- **What you need to do**
Gather all lines in the entries below that include the word "Average".
## start The input
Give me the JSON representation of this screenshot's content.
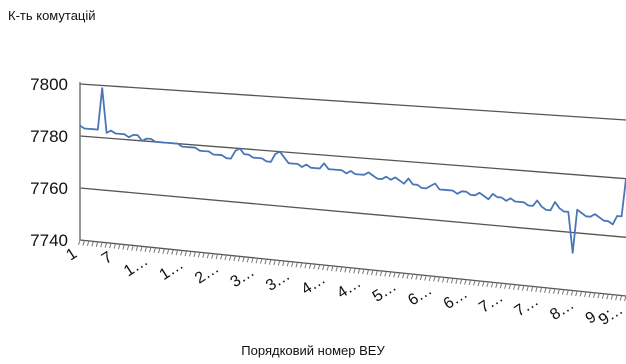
{
  "chart_data": {
    "type": "line",
    "ylabel": "К-ть комутацій",
    "xlabel": "Порядковий номер ВЕУ",
    "ylim": [
      7740,
      7800
    ],
    "y_ticks": [
      "7800",
      "7780",
      "7760",
      "7740"
    ],
    "x_tick_labels": [
      "1",
      "7",
      "1…",
      "1…",
      "2…",
      "3…",
      "3…",
      "4…",
      "4…",
      "5…",
      "6…",
      "6…",
      "7…",
      "7…",
      "8…",
      "9…",
      "9…"
    ],
    "grid": true,
    "colors": {
      "line": "#4a76b8",
      "grid": "#555555"
    },
    "series": [
      {
        "values": [
          7784,
          7783,
          7783,
          7783,
          7783,
          7799,
          7782,
          7783,
          7782,
          7782,
          7782,
          7781,
          7782,
          7782,
          7780,
          7781,
          7781,
          7780,
          7780,
          7780,
          7780,
          7780,
          7780,
          7779,
          7779,
          7779,
          7779,
          7778,
          7778,
          7778,
          7777,
          7777,
          7777,
          7776,
          7776,
          7779,
          7780,
          7778,
          7778,
          7777,
          7777,
          7777,
          7776,
          7776,
          7779,
          7780,
          7778,
          7776,
          7776,
          7776,
          7775,
          7776,
          7775,
          7775,
          7775,
          7777,
          7775,
          7775,
          7775,
          7775,
          7774,
          7775,
          7774,
          7774,
          7774,
          7775,
          7774,
          7773,
          7773,
          7774,
          7773,
          7774,
          7773,
          7772,
          7774,
          7772,
          7772,
          7771,
          7771,
          7772,
          7773,
          7771,
          7771,
          7771,
          7771,
          7770,
          7771,
          7771,
          7770,
          7770,
          7771,
          7770,
          7769,
          7771,
          7770,
          7770,
          7769,
          7770,
          7769,
          7769,
          7769,
          7768,
          7768,
          7770,
          7768,
          7767,
          7767,
          7770,
          7768,
          7767,
          7767,
          7753,
          7768,
          7767,
          7766,
          7766,
          7767,
          7766,
          7765,
          7765,
          7764,
          7767,
          7767,
          7780
        ]
      }
    ]
  }
}
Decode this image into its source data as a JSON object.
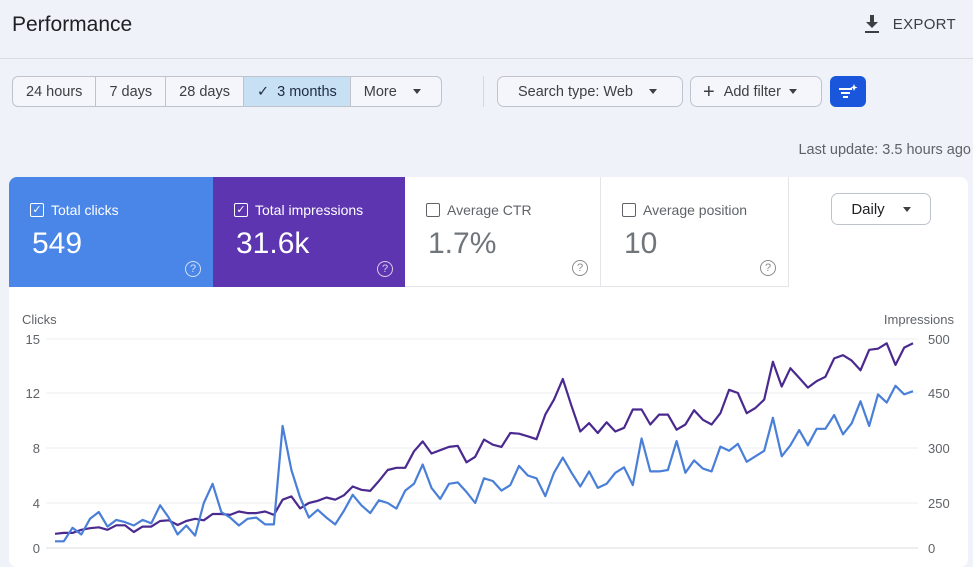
{
  "header": {
    "title": "Performance",
    "export_label": "EXPORT"
  },
  "date_ranges": [
    {
      "label": "24 hours",
      "selected": false
    },
    {
      "label": "7 days",
      "selected": false
    },
    {
      "label": "28 days",
      "selected": false
    },
    {
      "label": "3 months",
      "selected": true
    },
    {
      "label": "More",
      "selected": false
    }
  ],
  "check_glyph": "✓",
  "filters": {
    "search_type": "Search type: Web",
    "add_filter": "Add filter"
  },
  "last_update": "Last update: 3.5 hours ago",
  "metrics": [
    {
      "label": "Total clicks",
      "value": "549",
      "checked": true,
      "color": "#4a86e8"
    },
    {
      "label": "Total impressions",
      "value": "31.6k",
      "checked": true,
      "color": "#5e35b1"
    },
    {
      "label": "Average CTR",
      "value": "1.7%",
      "checked": false
    },
    {
      "label": "Average position",
      "value": "10",
      "checked": false
    }
  ],
  "help_glyph": "?",
  "granularity": "Daily",
  "chart_data": {
    "type": "line",
    "ylabel_left": "Clicks",
    "ylabel_right": "Impressions",
    "left_ticks": [
      0,
      4,
      8,
      12,
      15
    ],
    "right_ticks": [
      0,
      250,
      300,
      450,
      500
    ],
    "grid": true,
    "series": [
      {
        "name": "Clicks",
        "axis": "left",
        "color": "#4a7fd8",
        "values": [
          0.6,
          0.6,
          1.8,
          1.2,
          2.6,
          3.2,
          1.9,
          2.5,
          2.3,
          2.0,
          2.5,
          2.2,
          3.8,
          2.7,
          1.2,
          2.0,
          1.1,
          4.0,
          5.4,
          3.2,
          2.7,
          2.0,
          2.6,
          2.7,
          2.1,
          2.1,
          9.6,
          6.4,
          4.4,
          2.7,
          3.4,
          2.7,
          2.1,
          3.3,
          4.6,
          3.8,
          3.1,
          4.2,
          4.0,
          3.5,
          4.9,
          5.4,
          6.8,
          5.1,
          4.3,
          5.4,
          5.5,
          4.8,
          4.0,
          5.8,
          5.6,
          4.9,
          5.3,
          6.7,
          6.0,
          5.8,
          4.5,
          6.2,
          7.3,
          6.2,
          5.2,
          6.3,
          5.1,
          5.4,
          6.2,
          6.6,
          5.3,
          8.7,
          6.3,
          6.3,
          6.4,
          8.5,
          6.2,
          7.1,
          6.5,
          6.3,
          8.1,
          7.8,
          8.3,
          7.0,
          7.4,
          7.8,
          10.2,
          7.4,
          8.2,
          9.3,
          8.2,
          9.4,
          9.4,
          10.4,
          9.0,
          9.8,
          11.4,
          9.6,
          11.9,
          11.3,
          12.4,
          11.9,
          12.1
        ]
      },
      {
        "name": "Impressions",
        "axis": "right",
        "color": "#4b2a8f",
        "values": [
          79,
          84,
          84,
          101,
          110,
          115,
          101,
          126,
          126,
          89,
          119,
          119,
          150,
          154,
          128,
          150,
          162,
          154,
          189,
          189,
          184,
          203,
          194,
          194,
          203,
          184,
          253,
          256,
          220,
          250,
          252,
          255,
          253,
          257,
          265,
          262,
          261,
          270,
          280,
          282,
          282,
          297,
          318,
          295,
          298,
          303,
          306,
          287,
          292,
          323,
          309,
          303,
          341,
          339,
          332,
          324,
          391,
          432,
          463,
          414,
          345,
          368,
          341,
          370,
          345,
          355,
          405,
          405,
          364,
          391,
          391,
          350,
          364,
          403,
          377,
          364,
          395,
          453,
          450,
          395,
          409,
          432,
          479,
          456,
          473,
          464,
          455,
          461,
          465,
          482,
          485,
          480,
          471,
          490,
          491,
          496,
          476,
          492,
          496
        ]
      }
    ]
  }
}
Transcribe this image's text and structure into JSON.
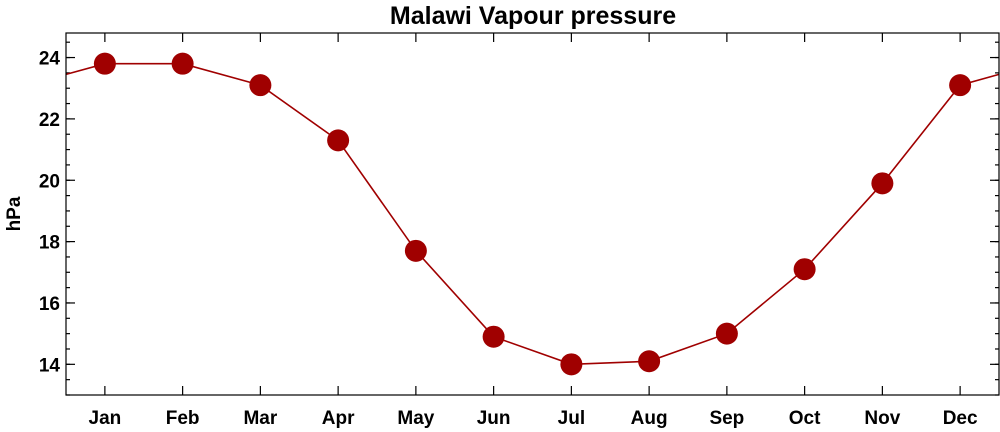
{
  "chart_data": {
    "type": "line",
    "title": "Malawi Vapour pressure",
    "xlabel": "",
    "ylabel": "hPa",
    "categories": [
      "Jan",
      "Feb",
      "Mar",
      "Apr",
      "May",
      "Jun",
      "Jul",
      "Aug",
      "Sep",
      "Oct",
      "Nov",
      "Dec"
    ],
    "series": [
      {
        "values": [
          23.8,
          23.8,
          23.1,
          21.3,
          17.7,
          14.9,
          14.0,
          14.1,
          15.0,
          17.1,
          19.9,
          23.1
        ]
      }
    ],
    "ylim": [
      13.0,
      24.8
    ],
    "yticks": [
      14,
      16,
      18,
      20,
      22,
      24
    ],
    "yticks_minor_step": 0.5,
    "wraps_around": true,
    "grid": false,
    "legend": "none",
    "marker": "circle",
    "color": "#a00000"
  }
}
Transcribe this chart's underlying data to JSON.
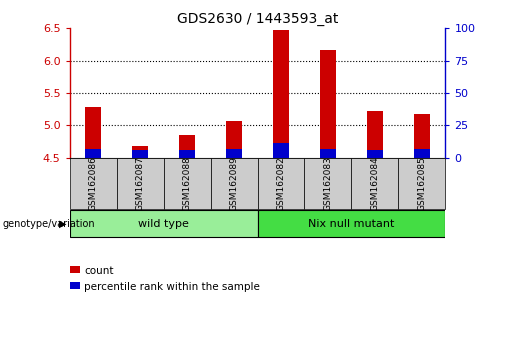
{
  "title": "GDS2630 / 1443593_at",
  "samples": [
    "GSM162086",
    "GSM162087",
    "GSM162088",
    "GSM162089",
    "GSM162082",
    "GSM162083",
    "GSM162084",
    "GSM162085"
  ],
  "count_values": [
    5.28,
    4.68,
    4.85,
    5.07,
    6.48,
    6.17,
    5.22,
    5.17
  ],
  "percentile_values": [
    4.63,
    4.62,
    4.62,
    4.63,
    4.73,
    4.63,
    4.62,
    4.63
  ],
  "bar_bottom": 4.5,
  "ylim_left": [
    4.5,
    6.5
  ],
  "ylim_right": [
    0,
    100
  ],
  "yticks_left": [
    4.5,
    5.0,
    5.5,
    6.0,
    6.5
  ],
  "yticks_right": [
    0,
    25,
    50,
    75,
    100
  ],
  "grid_lines": [
    5.0,
    5.5,
    6.0
  ],
  "bar_color_red": "#cc0000",
  "bar_color_blue": "#0000cc",
  "bar_width": 0.35,
  "groups": [
    {
      "label": "wild type",
      "indices": [
        0,
        1,
        2,
        3
      ],
      "color": "#99ee99"
    },
    {
      "label": "Nix null mutant",
      "indices": [
        4,
        5,
        6,
        7
      ],
      "color": "#44dd44"
    }
  ],
  "group_row_label": "genotype/variation",
  "legend_items": [
    {
      "label": "count",
      "color": "#cc0000"
    },
    {
      "label": "percentile rank within the sample",
      "color": "#0000cc"
    }
  ],
  "tick_area_color": "#cccccc",
  "left_tick_color": "#cc0000",
  "right_tick_color": "#0000cc",
  "title_fontsize": 10
}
## end The input
- **Response to the task**
      "label": "Average CTR",
      "label": "Average position",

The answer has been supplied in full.